_EXERCISE OBJECTIVE_
In the material below, the lines containing the word "move" are required; copy each of them.

[Excerpt from a dataset]
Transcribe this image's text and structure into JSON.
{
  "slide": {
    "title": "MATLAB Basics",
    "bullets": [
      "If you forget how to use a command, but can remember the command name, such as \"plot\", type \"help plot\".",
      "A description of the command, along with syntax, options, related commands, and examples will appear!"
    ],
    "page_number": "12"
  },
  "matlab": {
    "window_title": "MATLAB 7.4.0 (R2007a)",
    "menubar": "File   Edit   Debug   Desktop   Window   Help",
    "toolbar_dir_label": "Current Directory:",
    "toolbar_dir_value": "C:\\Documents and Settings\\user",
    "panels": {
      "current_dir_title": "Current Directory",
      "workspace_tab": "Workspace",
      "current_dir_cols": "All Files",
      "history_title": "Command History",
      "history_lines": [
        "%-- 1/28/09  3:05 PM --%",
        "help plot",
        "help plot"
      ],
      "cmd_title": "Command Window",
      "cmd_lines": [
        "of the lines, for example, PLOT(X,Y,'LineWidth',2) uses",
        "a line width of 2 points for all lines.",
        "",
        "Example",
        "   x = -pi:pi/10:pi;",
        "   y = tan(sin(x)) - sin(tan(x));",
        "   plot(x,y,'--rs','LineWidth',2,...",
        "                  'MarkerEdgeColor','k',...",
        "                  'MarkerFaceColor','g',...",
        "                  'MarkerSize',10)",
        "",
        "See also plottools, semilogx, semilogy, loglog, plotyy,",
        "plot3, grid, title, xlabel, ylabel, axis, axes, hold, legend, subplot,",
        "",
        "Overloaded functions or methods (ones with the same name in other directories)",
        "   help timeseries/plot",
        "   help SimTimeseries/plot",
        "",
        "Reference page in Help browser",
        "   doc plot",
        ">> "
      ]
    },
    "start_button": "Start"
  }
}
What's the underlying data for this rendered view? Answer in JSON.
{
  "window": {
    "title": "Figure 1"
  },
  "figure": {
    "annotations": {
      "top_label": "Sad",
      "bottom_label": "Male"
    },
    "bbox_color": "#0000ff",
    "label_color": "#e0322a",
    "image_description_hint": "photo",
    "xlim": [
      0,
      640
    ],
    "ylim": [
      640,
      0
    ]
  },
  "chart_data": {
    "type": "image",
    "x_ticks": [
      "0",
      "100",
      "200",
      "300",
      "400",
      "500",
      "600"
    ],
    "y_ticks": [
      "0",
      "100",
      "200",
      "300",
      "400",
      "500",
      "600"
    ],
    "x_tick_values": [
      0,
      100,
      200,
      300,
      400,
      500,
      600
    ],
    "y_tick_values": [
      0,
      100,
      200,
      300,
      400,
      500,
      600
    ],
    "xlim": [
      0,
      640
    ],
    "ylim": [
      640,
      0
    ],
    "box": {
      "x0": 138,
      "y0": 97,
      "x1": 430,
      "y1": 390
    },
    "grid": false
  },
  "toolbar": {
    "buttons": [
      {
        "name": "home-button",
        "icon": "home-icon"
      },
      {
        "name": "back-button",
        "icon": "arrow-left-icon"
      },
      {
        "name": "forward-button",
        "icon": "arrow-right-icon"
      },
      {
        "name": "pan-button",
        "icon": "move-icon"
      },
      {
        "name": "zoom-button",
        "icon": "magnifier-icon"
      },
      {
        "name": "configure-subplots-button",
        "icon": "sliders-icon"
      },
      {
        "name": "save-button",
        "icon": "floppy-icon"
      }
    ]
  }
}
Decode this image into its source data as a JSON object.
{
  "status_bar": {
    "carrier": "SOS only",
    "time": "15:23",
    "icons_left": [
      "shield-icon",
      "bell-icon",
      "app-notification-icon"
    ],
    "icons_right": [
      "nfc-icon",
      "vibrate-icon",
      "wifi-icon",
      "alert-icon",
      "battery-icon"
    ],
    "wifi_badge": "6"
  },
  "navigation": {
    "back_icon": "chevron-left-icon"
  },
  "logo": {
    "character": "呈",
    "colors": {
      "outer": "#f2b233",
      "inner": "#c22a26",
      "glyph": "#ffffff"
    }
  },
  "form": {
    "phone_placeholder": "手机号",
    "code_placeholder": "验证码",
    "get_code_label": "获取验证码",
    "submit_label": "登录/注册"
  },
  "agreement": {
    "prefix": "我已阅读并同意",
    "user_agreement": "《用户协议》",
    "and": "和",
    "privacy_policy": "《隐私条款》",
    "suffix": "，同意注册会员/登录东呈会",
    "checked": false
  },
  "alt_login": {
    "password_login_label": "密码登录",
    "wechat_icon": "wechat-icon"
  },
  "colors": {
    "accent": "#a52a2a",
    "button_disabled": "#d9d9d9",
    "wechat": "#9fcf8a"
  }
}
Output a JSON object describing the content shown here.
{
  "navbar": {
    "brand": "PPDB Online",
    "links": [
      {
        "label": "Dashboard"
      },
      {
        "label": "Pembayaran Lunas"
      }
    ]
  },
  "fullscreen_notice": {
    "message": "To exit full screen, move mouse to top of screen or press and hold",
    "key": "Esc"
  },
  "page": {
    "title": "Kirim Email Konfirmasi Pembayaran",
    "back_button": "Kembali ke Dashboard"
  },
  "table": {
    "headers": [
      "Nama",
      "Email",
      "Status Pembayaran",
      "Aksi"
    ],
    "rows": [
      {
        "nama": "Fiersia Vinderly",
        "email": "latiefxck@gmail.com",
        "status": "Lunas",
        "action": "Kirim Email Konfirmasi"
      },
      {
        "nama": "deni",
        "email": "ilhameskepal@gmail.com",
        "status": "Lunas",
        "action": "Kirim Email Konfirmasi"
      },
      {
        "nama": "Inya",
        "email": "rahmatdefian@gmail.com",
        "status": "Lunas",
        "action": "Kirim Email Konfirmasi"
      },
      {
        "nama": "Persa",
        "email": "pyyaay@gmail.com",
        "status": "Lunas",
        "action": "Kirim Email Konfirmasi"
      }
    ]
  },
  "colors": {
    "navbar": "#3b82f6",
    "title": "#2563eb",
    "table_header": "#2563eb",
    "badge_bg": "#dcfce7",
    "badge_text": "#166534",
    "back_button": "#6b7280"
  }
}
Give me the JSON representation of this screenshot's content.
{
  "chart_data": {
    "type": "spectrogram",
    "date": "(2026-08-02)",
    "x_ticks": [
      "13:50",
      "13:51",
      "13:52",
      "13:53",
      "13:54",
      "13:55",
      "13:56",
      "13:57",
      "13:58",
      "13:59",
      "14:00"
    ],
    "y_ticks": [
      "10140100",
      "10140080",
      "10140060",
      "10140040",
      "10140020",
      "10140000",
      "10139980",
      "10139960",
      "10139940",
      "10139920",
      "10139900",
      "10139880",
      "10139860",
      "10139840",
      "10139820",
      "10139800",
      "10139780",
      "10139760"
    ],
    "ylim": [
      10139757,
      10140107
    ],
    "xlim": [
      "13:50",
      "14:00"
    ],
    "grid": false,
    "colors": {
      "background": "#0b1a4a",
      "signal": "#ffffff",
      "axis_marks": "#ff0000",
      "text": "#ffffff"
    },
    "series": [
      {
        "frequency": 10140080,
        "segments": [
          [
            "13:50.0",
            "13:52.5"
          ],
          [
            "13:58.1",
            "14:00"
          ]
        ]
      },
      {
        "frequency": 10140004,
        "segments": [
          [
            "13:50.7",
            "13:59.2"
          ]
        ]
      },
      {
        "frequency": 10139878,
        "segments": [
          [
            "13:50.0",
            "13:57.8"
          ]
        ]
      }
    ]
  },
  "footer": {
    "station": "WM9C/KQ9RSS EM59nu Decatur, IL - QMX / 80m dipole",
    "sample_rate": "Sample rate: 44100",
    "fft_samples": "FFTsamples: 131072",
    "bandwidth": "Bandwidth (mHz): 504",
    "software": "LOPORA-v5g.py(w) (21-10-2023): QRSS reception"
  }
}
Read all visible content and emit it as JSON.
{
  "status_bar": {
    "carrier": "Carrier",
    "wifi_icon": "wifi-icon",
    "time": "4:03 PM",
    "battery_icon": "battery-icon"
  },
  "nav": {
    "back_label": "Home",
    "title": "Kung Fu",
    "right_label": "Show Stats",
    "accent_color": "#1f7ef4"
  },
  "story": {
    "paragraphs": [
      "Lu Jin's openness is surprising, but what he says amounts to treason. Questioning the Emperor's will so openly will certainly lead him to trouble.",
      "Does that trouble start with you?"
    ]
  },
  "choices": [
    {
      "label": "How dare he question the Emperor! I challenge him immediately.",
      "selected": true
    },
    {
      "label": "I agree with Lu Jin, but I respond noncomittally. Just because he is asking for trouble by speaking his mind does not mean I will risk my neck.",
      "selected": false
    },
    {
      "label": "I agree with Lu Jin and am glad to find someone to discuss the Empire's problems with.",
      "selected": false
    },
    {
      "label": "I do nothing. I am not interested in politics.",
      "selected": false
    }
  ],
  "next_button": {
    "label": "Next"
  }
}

_EXERCISE SOLUTION_
        "icon": "move-icon"
    "message": "To exit full screen, move mouse to top of screen or press and hold",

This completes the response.